What the task asks:
Output nothing but the lines from the line with "What data populates this chart?" through the end of the listing below, both ends included.

-- start Extracted entries --

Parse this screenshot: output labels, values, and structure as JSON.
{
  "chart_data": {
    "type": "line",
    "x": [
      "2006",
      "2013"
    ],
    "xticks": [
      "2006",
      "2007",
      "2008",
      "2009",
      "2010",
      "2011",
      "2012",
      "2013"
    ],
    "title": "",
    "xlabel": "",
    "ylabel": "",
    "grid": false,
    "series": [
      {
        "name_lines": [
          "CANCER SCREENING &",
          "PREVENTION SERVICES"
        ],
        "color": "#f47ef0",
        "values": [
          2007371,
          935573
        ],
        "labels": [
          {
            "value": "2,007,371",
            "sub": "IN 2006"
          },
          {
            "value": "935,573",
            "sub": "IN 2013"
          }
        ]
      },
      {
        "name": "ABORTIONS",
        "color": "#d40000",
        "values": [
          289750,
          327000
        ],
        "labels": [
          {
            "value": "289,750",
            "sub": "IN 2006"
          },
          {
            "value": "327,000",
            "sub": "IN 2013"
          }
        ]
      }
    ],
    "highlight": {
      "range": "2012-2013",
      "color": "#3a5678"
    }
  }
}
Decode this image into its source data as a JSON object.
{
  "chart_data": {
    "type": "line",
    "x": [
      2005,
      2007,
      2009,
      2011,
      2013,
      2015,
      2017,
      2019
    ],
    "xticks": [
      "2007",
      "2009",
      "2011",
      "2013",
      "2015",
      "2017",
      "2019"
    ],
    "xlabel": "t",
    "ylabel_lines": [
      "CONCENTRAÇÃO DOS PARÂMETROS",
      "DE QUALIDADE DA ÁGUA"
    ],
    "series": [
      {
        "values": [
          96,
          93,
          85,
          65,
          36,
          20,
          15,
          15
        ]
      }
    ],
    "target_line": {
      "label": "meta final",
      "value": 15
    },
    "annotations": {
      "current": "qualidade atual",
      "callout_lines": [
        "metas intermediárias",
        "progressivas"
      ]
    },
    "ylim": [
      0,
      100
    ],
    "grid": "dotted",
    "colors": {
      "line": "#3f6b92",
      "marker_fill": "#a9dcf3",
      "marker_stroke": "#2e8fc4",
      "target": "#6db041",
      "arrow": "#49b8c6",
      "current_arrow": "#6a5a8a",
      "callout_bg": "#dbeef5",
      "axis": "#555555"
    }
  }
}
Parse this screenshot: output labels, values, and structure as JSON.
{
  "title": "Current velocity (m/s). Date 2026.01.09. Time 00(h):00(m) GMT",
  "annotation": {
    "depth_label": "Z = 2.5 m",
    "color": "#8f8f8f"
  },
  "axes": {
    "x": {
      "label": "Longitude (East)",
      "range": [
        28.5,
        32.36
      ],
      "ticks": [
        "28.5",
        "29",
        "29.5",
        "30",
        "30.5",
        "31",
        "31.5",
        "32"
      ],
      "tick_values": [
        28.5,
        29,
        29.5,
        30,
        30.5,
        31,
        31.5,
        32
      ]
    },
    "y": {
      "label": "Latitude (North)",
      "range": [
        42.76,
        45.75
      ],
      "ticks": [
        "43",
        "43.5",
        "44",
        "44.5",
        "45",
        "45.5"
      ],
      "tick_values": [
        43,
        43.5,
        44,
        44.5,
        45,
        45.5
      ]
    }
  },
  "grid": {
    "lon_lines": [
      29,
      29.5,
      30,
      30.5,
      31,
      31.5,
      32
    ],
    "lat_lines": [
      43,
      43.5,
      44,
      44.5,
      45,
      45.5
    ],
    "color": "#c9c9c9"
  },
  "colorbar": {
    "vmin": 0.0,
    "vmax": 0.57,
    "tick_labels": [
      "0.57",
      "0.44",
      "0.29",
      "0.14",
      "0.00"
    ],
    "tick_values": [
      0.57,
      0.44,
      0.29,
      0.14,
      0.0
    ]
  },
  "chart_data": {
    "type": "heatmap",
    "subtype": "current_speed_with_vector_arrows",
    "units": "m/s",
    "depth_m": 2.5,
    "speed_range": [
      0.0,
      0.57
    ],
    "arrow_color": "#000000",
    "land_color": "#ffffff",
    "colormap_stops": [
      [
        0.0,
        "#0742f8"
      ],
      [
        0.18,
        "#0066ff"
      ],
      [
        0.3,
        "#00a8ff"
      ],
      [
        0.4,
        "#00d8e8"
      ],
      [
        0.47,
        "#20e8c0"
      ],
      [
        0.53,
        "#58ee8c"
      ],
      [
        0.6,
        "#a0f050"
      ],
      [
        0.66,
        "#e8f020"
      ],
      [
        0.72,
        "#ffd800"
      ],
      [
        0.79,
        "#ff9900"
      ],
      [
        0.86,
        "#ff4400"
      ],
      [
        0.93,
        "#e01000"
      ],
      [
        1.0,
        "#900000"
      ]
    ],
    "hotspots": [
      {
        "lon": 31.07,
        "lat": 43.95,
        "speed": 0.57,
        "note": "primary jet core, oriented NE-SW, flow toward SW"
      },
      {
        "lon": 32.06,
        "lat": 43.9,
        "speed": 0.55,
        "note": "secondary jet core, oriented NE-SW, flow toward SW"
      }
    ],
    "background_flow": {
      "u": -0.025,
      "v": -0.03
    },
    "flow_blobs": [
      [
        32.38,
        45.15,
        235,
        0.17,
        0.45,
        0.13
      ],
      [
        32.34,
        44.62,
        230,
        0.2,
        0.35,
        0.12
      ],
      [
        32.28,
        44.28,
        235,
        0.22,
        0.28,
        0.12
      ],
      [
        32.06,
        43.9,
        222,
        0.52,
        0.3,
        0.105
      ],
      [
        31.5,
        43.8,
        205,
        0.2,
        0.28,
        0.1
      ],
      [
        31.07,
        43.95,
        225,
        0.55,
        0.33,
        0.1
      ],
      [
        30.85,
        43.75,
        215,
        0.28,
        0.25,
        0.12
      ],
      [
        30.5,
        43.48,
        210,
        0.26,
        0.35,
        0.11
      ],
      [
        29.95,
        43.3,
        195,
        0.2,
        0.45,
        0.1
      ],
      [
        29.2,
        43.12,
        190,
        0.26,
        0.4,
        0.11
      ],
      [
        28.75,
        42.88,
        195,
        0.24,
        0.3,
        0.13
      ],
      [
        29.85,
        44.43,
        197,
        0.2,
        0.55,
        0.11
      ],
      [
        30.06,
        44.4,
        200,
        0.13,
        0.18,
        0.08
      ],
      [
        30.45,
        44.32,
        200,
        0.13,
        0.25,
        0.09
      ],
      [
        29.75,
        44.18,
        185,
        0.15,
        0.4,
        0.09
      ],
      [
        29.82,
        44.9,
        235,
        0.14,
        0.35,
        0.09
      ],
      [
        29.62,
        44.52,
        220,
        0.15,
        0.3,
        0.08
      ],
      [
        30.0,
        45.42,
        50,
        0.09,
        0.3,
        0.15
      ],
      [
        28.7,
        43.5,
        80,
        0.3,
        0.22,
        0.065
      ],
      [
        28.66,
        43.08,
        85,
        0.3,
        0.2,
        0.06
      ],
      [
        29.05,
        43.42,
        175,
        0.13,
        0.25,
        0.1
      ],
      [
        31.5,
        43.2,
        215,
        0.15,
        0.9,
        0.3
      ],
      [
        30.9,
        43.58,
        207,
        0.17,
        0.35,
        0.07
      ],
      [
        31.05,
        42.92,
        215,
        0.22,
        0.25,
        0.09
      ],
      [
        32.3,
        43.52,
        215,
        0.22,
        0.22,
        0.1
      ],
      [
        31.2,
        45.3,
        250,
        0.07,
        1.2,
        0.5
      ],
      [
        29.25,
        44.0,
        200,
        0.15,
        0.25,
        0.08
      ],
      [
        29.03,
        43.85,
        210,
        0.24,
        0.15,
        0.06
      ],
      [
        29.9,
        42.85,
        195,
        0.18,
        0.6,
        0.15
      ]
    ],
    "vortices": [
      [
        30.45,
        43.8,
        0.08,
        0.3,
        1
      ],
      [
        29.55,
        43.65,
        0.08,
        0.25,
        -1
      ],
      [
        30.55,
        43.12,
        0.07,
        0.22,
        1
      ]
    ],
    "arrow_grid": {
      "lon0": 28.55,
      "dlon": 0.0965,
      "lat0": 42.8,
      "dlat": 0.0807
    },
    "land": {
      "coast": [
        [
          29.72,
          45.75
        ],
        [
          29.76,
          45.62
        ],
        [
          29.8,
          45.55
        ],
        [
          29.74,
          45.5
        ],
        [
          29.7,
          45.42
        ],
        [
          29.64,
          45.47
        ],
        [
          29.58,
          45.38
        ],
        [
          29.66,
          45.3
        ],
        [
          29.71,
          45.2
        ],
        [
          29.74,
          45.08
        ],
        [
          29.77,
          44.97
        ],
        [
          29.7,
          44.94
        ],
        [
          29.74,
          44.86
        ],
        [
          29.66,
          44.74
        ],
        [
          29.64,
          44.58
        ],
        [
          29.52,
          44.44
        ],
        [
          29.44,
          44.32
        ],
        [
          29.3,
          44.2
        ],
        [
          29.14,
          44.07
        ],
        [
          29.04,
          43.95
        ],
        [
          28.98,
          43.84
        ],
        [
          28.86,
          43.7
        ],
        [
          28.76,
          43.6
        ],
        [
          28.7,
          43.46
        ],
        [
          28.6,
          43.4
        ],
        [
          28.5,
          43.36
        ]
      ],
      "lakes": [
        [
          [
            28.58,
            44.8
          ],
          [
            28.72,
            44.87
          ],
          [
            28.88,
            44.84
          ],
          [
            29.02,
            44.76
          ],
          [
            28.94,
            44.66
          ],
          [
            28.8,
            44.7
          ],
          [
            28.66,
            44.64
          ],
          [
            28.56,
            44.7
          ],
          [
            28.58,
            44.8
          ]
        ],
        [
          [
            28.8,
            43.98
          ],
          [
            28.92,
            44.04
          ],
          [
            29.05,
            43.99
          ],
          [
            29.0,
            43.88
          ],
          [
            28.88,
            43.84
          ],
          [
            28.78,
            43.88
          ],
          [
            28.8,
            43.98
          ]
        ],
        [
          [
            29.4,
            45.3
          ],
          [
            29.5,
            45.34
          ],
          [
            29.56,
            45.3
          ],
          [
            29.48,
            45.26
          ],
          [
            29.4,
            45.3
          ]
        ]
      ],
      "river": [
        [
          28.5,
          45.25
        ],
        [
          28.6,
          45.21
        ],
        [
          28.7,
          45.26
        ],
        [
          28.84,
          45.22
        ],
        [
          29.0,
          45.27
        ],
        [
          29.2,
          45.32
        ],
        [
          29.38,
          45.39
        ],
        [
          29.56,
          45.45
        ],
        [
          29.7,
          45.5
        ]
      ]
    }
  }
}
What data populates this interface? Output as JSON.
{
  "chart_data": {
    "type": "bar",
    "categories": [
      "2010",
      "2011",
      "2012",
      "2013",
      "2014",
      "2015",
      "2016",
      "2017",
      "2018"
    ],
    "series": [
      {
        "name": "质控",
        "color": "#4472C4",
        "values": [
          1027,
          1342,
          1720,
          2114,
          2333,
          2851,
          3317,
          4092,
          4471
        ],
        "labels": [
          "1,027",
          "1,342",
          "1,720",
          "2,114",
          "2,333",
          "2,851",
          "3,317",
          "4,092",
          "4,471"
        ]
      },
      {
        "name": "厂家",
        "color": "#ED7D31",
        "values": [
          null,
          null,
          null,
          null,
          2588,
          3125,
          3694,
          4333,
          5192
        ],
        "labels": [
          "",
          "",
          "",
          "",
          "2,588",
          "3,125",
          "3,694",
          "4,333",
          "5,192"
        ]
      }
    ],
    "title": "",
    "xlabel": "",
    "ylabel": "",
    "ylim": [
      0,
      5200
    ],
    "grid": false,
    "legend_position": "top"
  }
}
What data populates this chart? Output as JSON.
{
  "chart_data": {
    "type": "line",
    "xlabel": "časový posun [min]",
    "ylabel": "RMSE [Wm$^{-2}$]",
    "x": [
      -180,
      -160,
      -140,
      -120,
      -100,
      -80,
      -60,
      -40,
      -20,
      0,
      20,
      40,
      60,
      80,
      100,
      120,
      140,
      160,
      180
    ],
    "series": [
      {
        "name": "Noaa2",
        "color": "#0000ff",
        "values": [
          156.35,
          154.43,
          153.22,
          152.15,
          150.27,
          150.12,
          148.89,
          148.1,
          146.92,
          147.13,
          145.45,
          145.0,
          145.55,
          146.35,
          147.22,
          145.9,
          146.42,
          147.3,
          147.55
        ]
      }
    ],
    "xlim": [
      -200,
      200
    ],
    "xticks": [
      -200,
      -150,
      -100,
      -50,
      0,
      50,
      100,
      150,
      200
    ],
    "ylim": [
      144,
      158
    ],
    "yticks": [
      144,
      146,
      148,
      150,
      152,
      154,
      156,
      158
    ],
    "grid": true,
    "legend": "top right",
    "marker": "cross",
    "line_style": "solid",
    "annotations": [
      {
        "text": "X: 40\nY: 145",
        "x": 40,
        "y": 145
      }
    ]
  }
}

-- end Extracted entries --

Task answer:
What data populates this chart? Output as JSON.
{
  "chart_data": {
    "type": "line",
    "xlabel": "časový posun [min]",
    "ylabel": "RMSE [Wm$^{-2}$]",
    "x": [
      -180,
      -160,
      -140,
      -120,
      -100,
      -80,
      -60,
      -40,
      -20,
      0,
      20,
      40,
      60,
      80,
      100,
      120,
      140,
      160,
      180
    ],
    "series": [
      {
        "name": "Noaa2",
        "color": "#0000ff",
        "values": [
          156.35,
          154.43,
          153.22,
          152.15,
          150.27,
          150.12,
          148.89,
          148.1,
          146.92,
          147.13,
          145.45,
          145.0,
          145.55,
          146.35,
          147.22,
          145.9,
          146.42,
          147.3,
          147.55
        ]
      }
    ],
    "xlim": [
      -200,
      200
    ],
    "xticks": [
      -200,
      -150,
      -100,
      -50,
      0,
      50,
      100,
      150,
      200
    ],
    "ylim": [
      144,
      158
    ],
    "yticks": [
      144,
      146,
      148,
      150,
      152,
      154,
      156,
      158
    ],
    "grid": true,
    "legend": "top right",
    "marker": "cross",
    "line_style": "solid",
    "annotations": [
      {
        "text": "X: 40\nY: 145",
        "x": 40,
        "y": 145
      }
    ]
  }
}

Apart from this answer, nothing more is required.